PROBLEM STATEMENT >>
Scan the data for lines with "suất" and report the count by itself.

Data records

::::::::::

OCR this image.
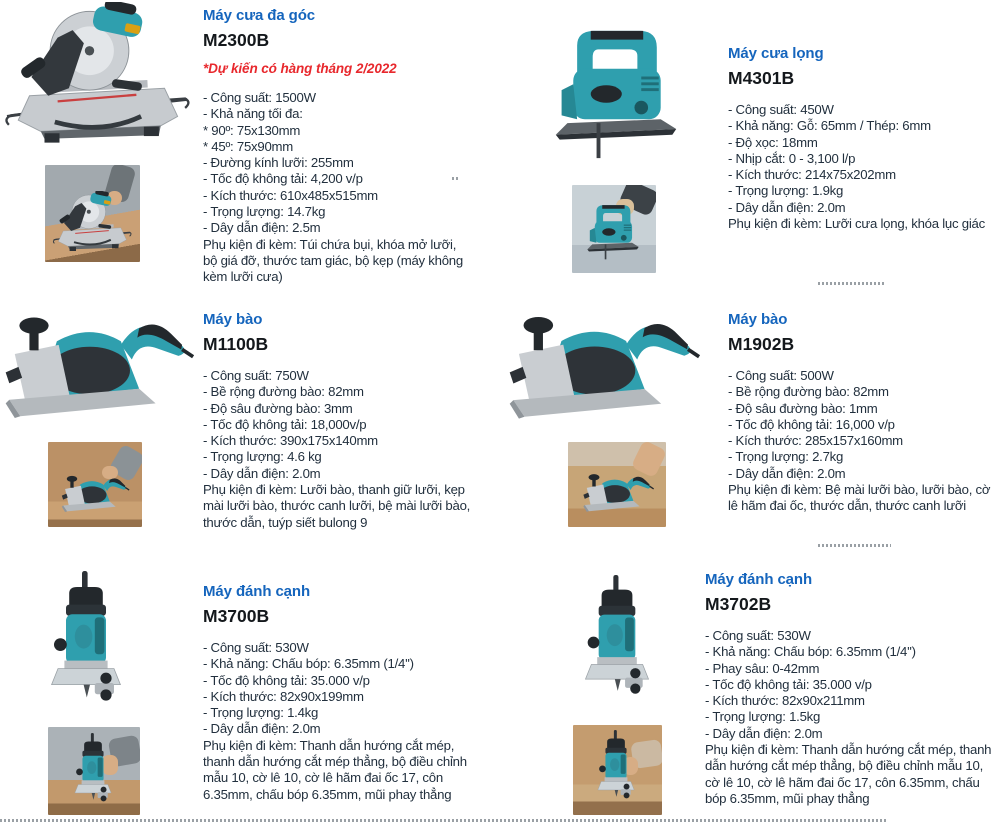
Máy cưa đa góc
M2300B
*Dự kiến có hàng tháng 2/2022
- Công suất: 1500W
- Khả năng tối đa:
* 90º: 75x130mm
* 45º: 75x90mm
- Đường kính lưỡi: 255mm
- Tốc độ không tải: 4,200 v/p
- Kích thước: 610x485x515mm
- Trọng lượng: 14.7kg
- Dây dẫn điện: 2.5m

Phụ kiện đi kèm: Túi chứa bụi, khóa mở lưỡi, bộ giá đỡ, thước tam giác, bộ kẹp (máy không kèm lưỡi cưa)

Máy cưa lọng
M4301B
- Công suất: 450W
- Khả năng: Gỗ: 65mm / Thép: 6mm
- Độ xọc: 18mm
- Nhịp cắt: 0 - 3,100 l/p
- Kích thước: 214x75x202mm
- Trọng lượng: 1.9kg
- Dây dẫn điện: 2.0m

Phụ kiện đi kèm: Lưỡi cưa lọng, khóa lục giác

Máy bào
M1100B
- Công suất: 750W
- Bề rộng đường bào: 82mm
- Độ sâu đường bào: 3mm
- Tốc độ không tải: 18,000v/p
- Kích thước: 390x175x140mm
- Trọng lượng: 4.6 kg
- Dây dẫn điện: 2.0m

Phụ kiện đi kèm: Lưỡi bào, thanh giữ lưỡi, kẹp mài lưỡi bào, thước canh lưỡi, bệ mài lưỡi bào, thước dẫn, tuýp siết bulong 9

Máy bào
M1902B
- Công suất: 500W
- Bề rộng đường bào: 82mm
- Độ sâu đường bào: 1mm
- Tốc độ không tải: 16,000 v/p
- Kích thước: 285x157x160mm
- Trọng lượng: 2.7kg
- Dây dẫn điện: 2.0m

Phụ kiện đi kèm: Bệ mài lưỡi bào, lưỡi bào, cờ lê hãm đai ốc, thước dẫn, thước canh lưỡi

Máy đánh cạnh
M3700B
- Công suất: 530W
- Khả năng: Chấu bóp: 6.35mm (1/4'')
- Tốc độ không tải: 35.000 v/p
- Kích thước: 82x90x199mm
- Trọng lượng: 1.4kg
- Dây dẫn điện: 2.0m

Phụ kiện đi kèm: Thanh dẫn hướng cắt mép, thanh dẫn hướng cắt mép thẳng, bộ điều chỉnh mẫu 10, cờ lê 10, cờ lê hãm đai ốc 17, côn 6.35mm, chấu bóp 6.35mm, mũi phay thẳng

Máy đánh cạnh
M3702B
- Công suất: 530W
- Khả năng: Chấu bóp: 6.35mm (1/4'')
- Phay sâu: 0-42mm
- Tốc độ không tải: 35.000 v/p
- Kích thước: 82x90x211mm
- Trọng lượng: 1.5kg
- Dây dẫn điện: 2.0m

Phụ kiện đi kèm: Thanh dẫn hướng cắt mép, thanh dẫn hướng cắt mép thẳng, bộ điều chỉnh mẫu 10, cờ lê 10, cờ lê hãm đai ốc 17, côn 6.35mm, chấu bóp 6.35mm, mũi phay thẳng
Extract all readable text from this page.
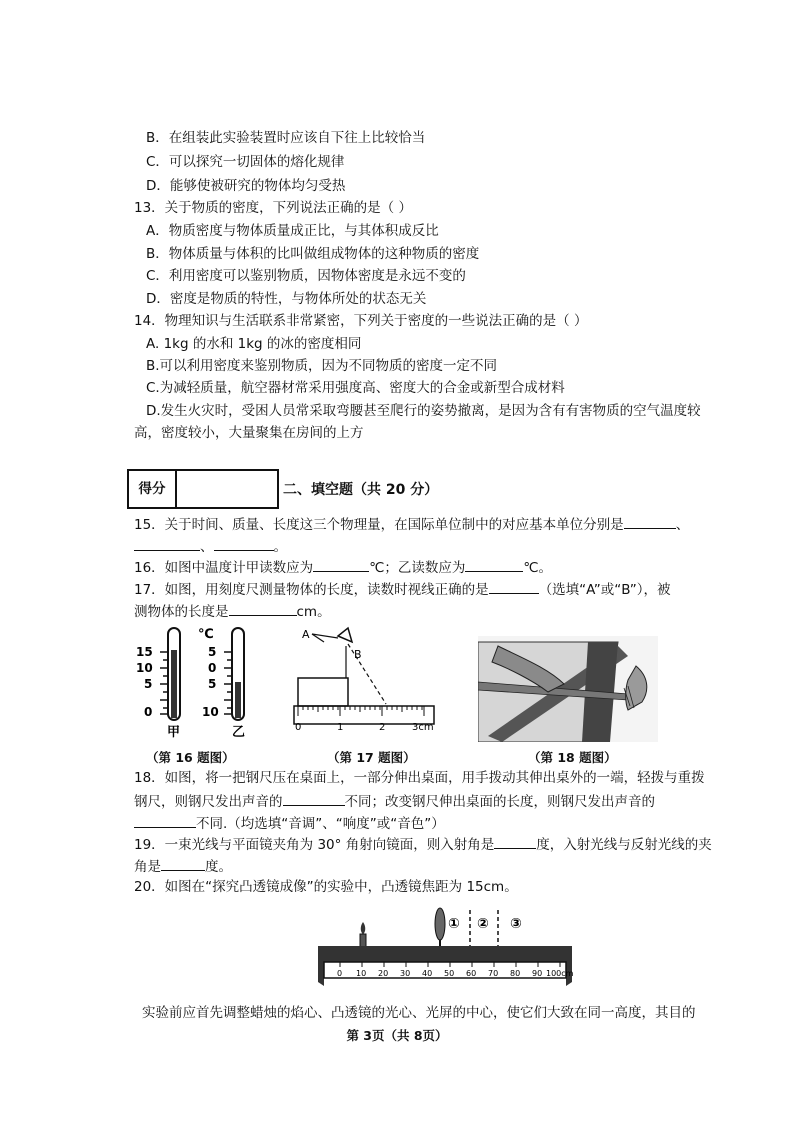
B．在组装此实验装置时应该自下往上比较恰当
C．可以探究一切固体的熔化规律
D．能够使被研究的物体均匀受热
13．关于物质的密度，下列说法正确的是（ ）
A．物质密度与物体质量成正比，与其体积成反比
B．物体质量与体积的比叫做组成物体的这种物质的密度
C．利用密度可以鉴别物质，因物体密度是永远不变的
D．密度是物质的特性，与物体所处的状态无关
14．物理知识与生活联系非常紧密，下列关于密度的一些说法正确的是（ ）
A. 1kg 的水和 1kg 的冰的密度相同
B.可以利用密度来鉴别物质，因为不同物质的密度一定不同
C.为减轻质量，航空器材常采用强度高、密度大的合金或新型合成材料
D.发生火灾时，受困人员常采取弯腰甚至爬行的姿势撤离，是因为含有有害物质的空气温度较
高，密度较小，大量聚集在房间的上方
得分	二、填空题（共 20 分）
15．关于时间、质量、长度这三个物理量，在国际单位制中的对应基本单位分别是	、
、	。
16．如图中温度计甲读数应为	℃；乙读数应为	℃。
17．如图，用刻度尺测量物体的长度，读数时视线正确的是	（选填“A”或“B”），被
测物体的长度是	cm。
℃
15
10
5
0
甲
5
0
5
10
乙
A
B
0	1	2	3cm
（第 16 题图）	（第 17 题图）	（第 18 题图）
18．如图，将一把钢尺压在桌面上，一部分伸出桌面，用手拨动其伸出桌外的一端，轻拨与重拨
钢尺，则钢尺发出声音的	不同；改变钢尺伸出桌面的长度，则钢尺发出声音的
不同.（均选填“音调”、“响度”或“音色”）
19．一束光线与平面镜夹角为 30° 角射向镜面，则入射角是	度，入射光线与反射光线的夹
角是	度。
20．如图在“探究凸透镜成像”的实验中，凸透镜焦距为 15cm。
① ② ③
0 10 20 30 40 50 60 70 80 90 100cm
实验前应首先调整蜡烛的焰心、凸透镜的光心、光屏的中心，使它们大致在同一高度，其目的
第 3页（共 8页）
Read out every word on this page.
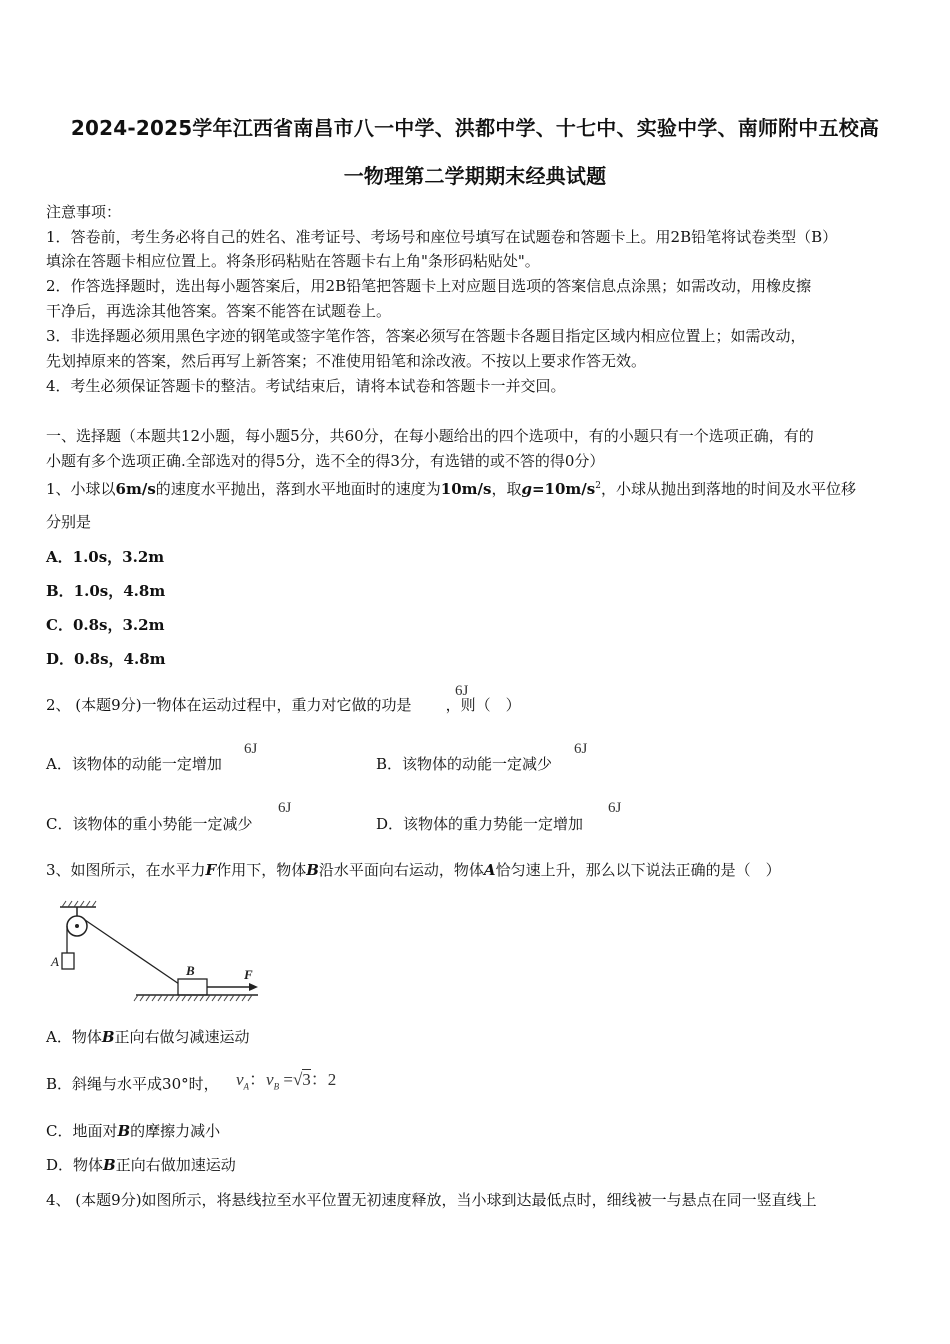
2024-2025学年江西省南昌市八一中学、洪都中学、十七中、实验中学、南师附中五校高
一物理第二学期期末经典试题
注意事项：
1．答卷前，考生务必将自己的姓名、准考证号、考场号和座位号填写在试题卷和答题卡上。用2B铅笔将试卷类型（B）
填涂在答题卡相应位置上。将条形码粘贴在答题卡右上角"条形码粘贴处"。
2．作答选择题时，选出每小题答案后，用2B铅笔把答题卡上对应题目选项的答案信息点涂黑；如需改动，用橡皮擦
干净后，再选涂其他答案。答案不能答在试题卷上。
3．非选择题必须用黑色字迹的钢笔或签字笔作答，答案必须写在答题卡各题目指定区域内相应位置上；如需改动，
先划掉原来的答案，然后再写上新答案；不准使用铅笔和涂改液。不按以上要求作答无效。
4．考生必须保证答题卡的整洁。考试结束后，请将本试卷和答题卡一并交回。
一、选择题（本题共12小题，每小题5分，共60分，在每小题给出的四个选项中，有的小题只有一个选项正确，有的
小题有多个选项正确.全部选对的得5分，选不全的得3分，有选错的或不答的得0分）
1、小球以6m/s的速度水平抛出，落到水平地面时的速度为10m/s，取$g=10m/s^2$，小球从抛出到落地的时间及水平位移
分别是
A．1.0s，3.2m
B．1.0s，4.8m
C．0.8s，3.2m
D．0.8s，4.8m
2、 (本题9分)一物体在运动过程中，重力对它做的功是 ，则（　）
6J
A．该物体的动能一定增加
6J
B．该物体的动能一定减少
6J
C．该物体的重小势能一定减少
6J
D．该物体的重力势能一定增加
6J
3、如图所示，在水平力F作用下，物体B沿水平面向右运动，物体A恰匀速上升，那么以下说法正确的是（　）
A
B	F
A．物体B正向右做匀减速运动
B．斜绳与水平成30°时， $v_A$：$v_B =√3$：2
C．地面对B的摩擦力减小
D．物体B正向右做加速运动
4、 (本题9分)如图所示，将悬线拉至水平位置无初速度释放，当小球到达最低点时，细线被一与悬点在同一竖直线上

::::::::::

RESPONSE TO THE EXERCISE >>
6